══ Dataset records ══

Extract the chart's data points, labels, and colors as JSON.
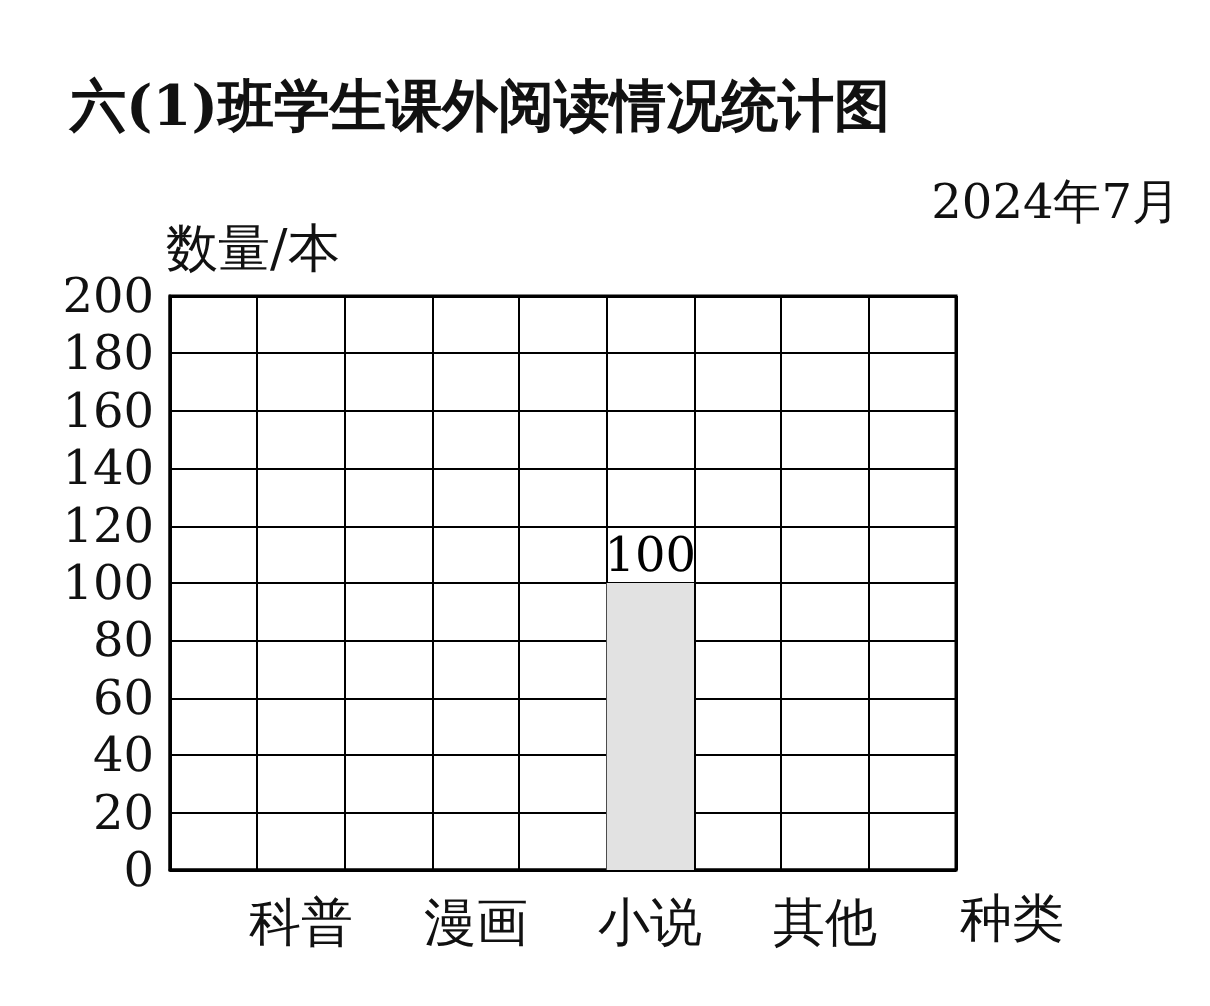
{
  "chart_data": {
    "type": "bar",
    "title": "六(1)班学生课外阅读情况统计图",
    "subtitle": "2024年7月",
    "ylabel": "数量/本",
    "xlabel": "种类",
    "categories": [
      null,
      "科普",
      null,
      "漫画",
      null,
      "小说",
      null,
      "其他",
      null
    ],
    "values": [
      null,
      null,
      null,
      null,
      null,
      100,
      null,
      null,
      null
    ],
    "color": "#e2e2e2",
    "data_labels": true,
    "ylim": [
      0,
      200
    ],
    "yticks": [
      0,
      20,
      40,
      60,
      80,
      100,
      120,
      140,
      160,
      180,
      200
    ],
    "grid": true
  }
}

═══

▸ **Do this**
Reproduce all entries without any change, and omit the pictures.

▸ **The output**
Extract the chart's data points, labels, and colors as JSON.
{
  "chart_data": {
    "type": "bar",
    "title": "六(1)班学生课外阅读情况统计图",
    "subtitle": "2024年7月",
    "ylabel": "数量/本",
    "xlabel": "种类",
    "categories": [
      null,
      "科普",
      null,
      "漫画",
      null,
      "小说",
      null,
      "其他",
      null
    ],
    "values": [
      null,
      null,
      null,
      null,
      null,
      100,
      null,
      null,
      null
    ],
    "color": "#e2e2e2",
    "data_labels": true,
    "ylim": [
      0,
      200
    ],
    "yticks": [
      0,
      20,
      40,
      60,
      80,
      100,
      120,
      140,
      160,
      180,
      200
    ],
    "grid": true
  }
}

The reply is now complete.